_Written instruction:_
Copy out every line of the records where the string "проводит" occurs.

_Data listing:_
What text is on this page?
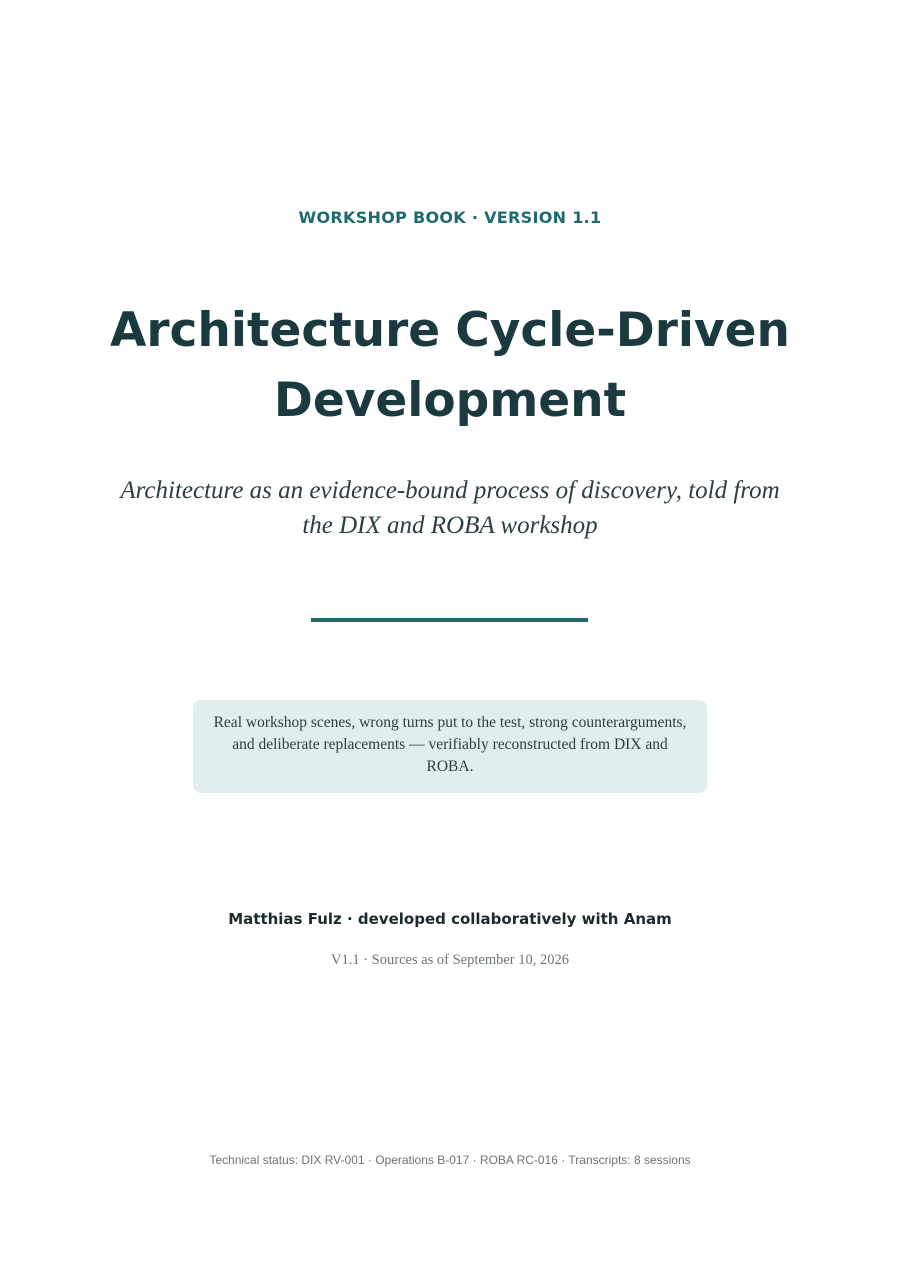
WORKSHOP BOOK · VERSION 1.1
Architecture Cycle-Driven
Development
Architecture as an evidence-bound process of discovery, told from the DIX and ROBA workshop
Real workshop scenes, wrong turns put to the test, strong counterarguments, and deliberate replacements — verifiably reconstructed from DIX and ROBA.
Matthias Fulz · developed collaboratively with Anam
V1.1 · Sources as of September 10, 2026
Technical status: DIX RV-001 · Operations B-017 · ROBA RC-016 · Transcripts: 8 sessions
* * *
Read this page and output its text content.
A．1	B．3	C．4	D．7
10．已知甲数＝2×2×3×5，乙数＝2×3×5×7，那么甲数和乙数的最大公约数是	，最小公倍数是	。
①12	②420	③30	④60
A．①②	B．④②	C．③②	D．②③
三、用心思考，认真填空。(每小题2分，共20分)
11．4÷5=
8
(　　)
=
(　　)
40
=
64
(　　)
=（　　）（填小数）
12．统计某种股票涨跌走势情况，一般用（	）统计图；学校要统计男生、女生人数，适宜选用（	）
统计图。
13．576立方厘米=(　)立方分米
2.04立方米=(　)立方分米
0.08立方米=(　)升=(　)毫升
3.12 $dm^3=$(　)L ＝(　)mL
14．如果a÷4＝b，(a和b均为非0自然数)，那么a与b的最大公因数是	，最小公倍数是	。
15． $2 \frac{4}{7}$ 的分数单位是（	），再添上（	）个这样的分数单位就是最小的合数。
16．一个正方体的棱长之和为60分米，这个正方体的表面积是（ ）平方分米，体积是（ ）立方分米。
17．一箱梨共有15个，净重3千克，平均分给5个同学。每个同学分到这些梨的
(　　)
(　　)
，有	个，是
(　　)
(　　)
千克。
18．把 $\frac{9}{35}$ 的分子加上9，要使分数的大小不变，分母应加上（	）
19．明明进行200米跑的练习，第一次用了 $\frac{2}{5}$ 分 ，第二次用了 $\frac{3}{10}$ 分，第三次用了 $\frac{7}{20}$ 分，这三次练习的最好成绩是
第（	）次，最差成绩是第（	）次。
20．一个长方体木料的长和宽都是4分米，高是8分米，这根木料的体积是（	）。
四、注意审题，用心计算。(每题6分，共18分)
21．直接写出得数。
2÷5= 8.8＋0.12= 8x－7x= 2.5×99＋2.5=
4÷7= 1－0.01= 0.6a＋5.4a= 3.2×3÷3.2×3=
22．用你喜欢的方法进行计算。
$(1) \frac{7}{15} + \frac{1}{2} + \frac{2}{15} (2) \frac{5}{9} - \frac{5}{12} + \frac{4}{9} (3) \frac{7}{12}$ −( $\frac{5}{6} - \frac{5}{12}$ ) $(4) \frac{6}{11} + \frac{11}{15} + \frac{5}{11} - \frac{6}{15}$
* * *
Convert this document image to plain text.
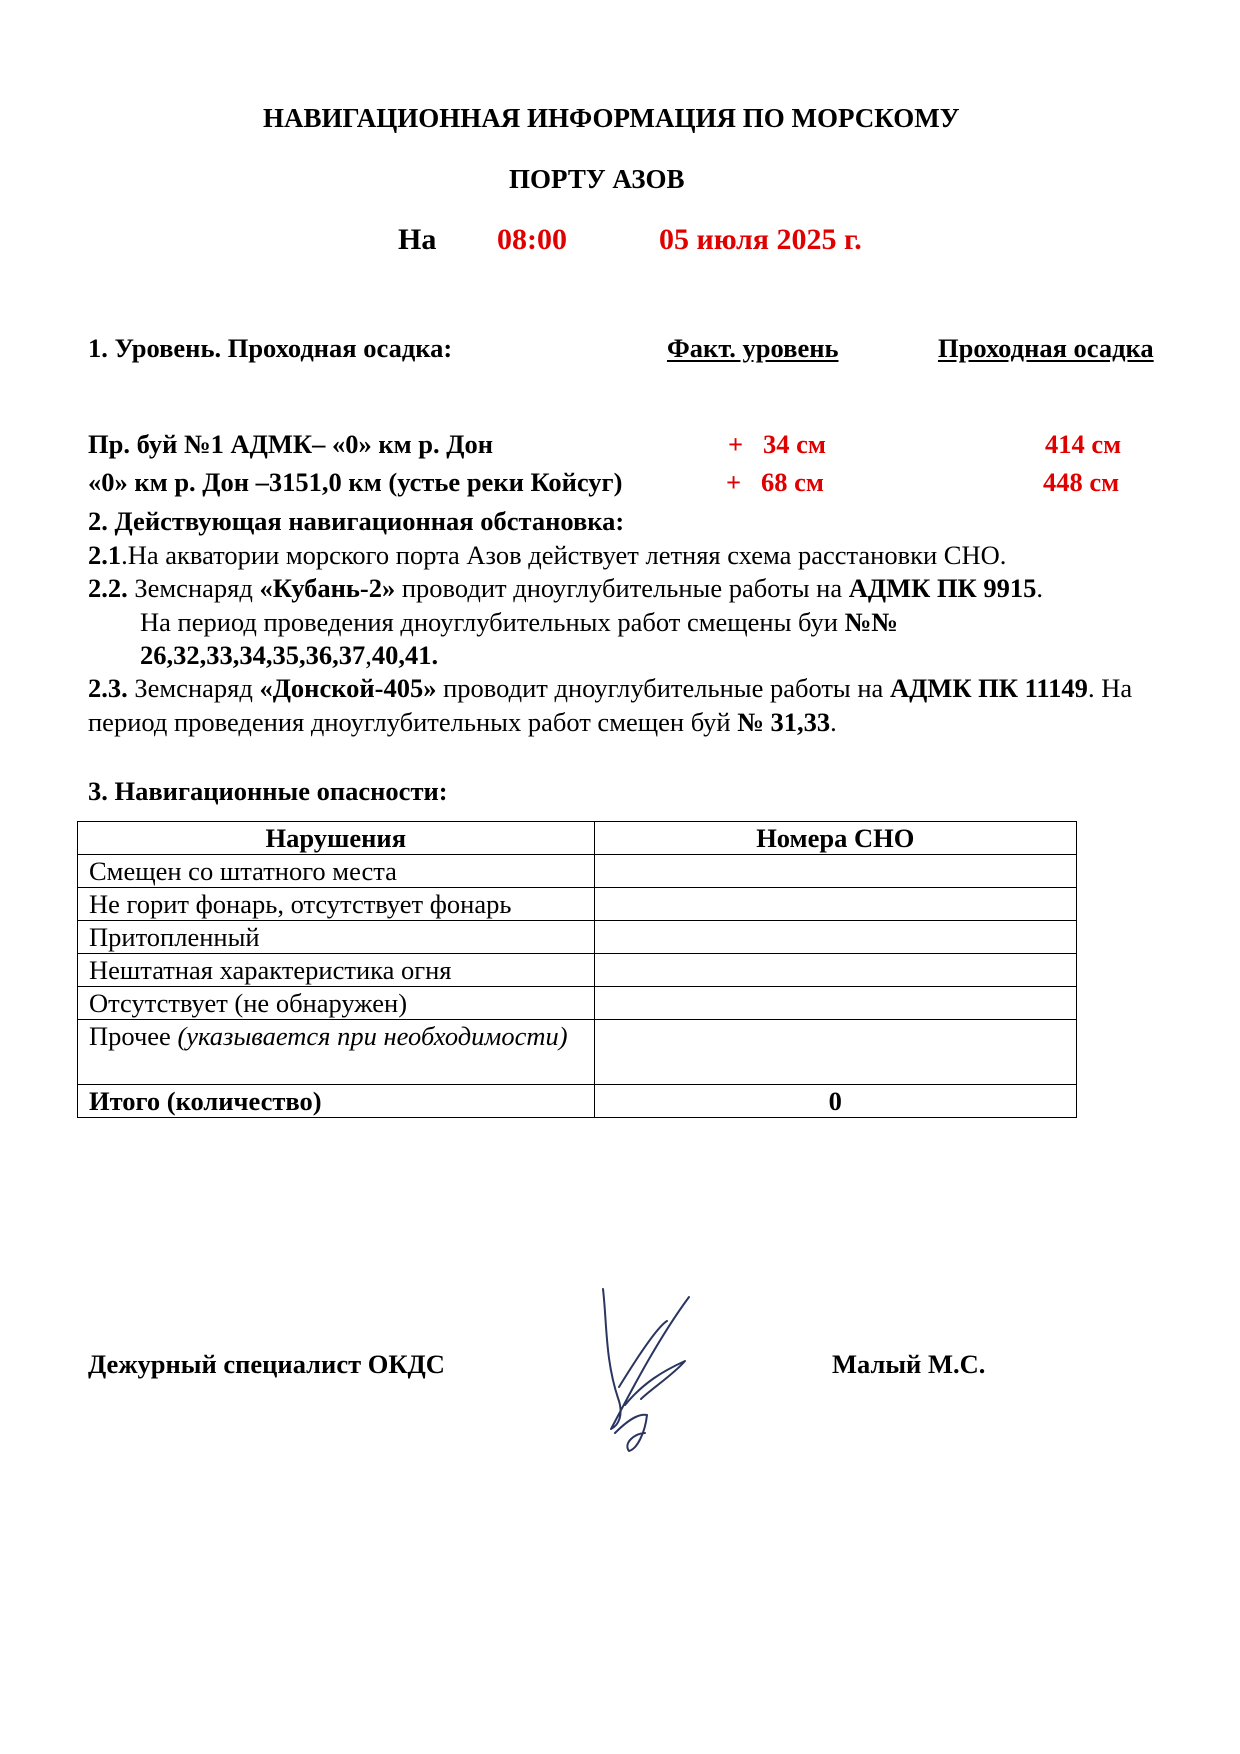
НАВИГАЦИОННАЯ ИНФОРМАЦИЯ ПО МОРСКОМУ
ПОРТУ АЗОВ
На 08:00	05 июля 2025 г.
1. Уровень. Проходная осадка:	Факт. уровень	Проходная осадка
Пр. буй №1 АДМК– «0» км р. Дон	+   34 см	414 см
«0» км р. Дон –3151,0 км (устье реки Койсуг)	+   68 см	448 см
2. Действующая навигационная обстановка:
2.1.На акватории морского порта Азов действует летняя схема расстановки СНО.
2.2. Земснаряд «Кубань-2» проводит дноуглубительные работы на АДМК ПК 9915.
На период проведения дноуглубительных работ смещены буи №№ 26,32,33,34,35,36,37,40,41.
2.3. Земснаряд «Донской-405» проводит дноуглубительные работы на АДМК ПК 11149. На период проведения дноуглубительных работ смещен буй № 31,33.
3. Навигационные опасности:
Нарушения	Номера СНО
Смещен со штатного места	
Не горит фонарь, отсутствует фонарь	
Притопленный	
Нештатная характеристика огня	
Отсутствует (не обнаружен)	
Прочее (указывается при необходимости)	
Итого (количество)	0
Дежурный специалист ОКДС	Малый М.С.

_Response:_
2.2. Земснаряд «Кубань-2» проводит дноуглубительные работы на АДМК ПК 9915.
2.3. Земснаряд «Донской-405» проводит дноуглубительные работы на АДМК ПК 11149. На период проведения дноуглубительных работ смещен буй № 31,33.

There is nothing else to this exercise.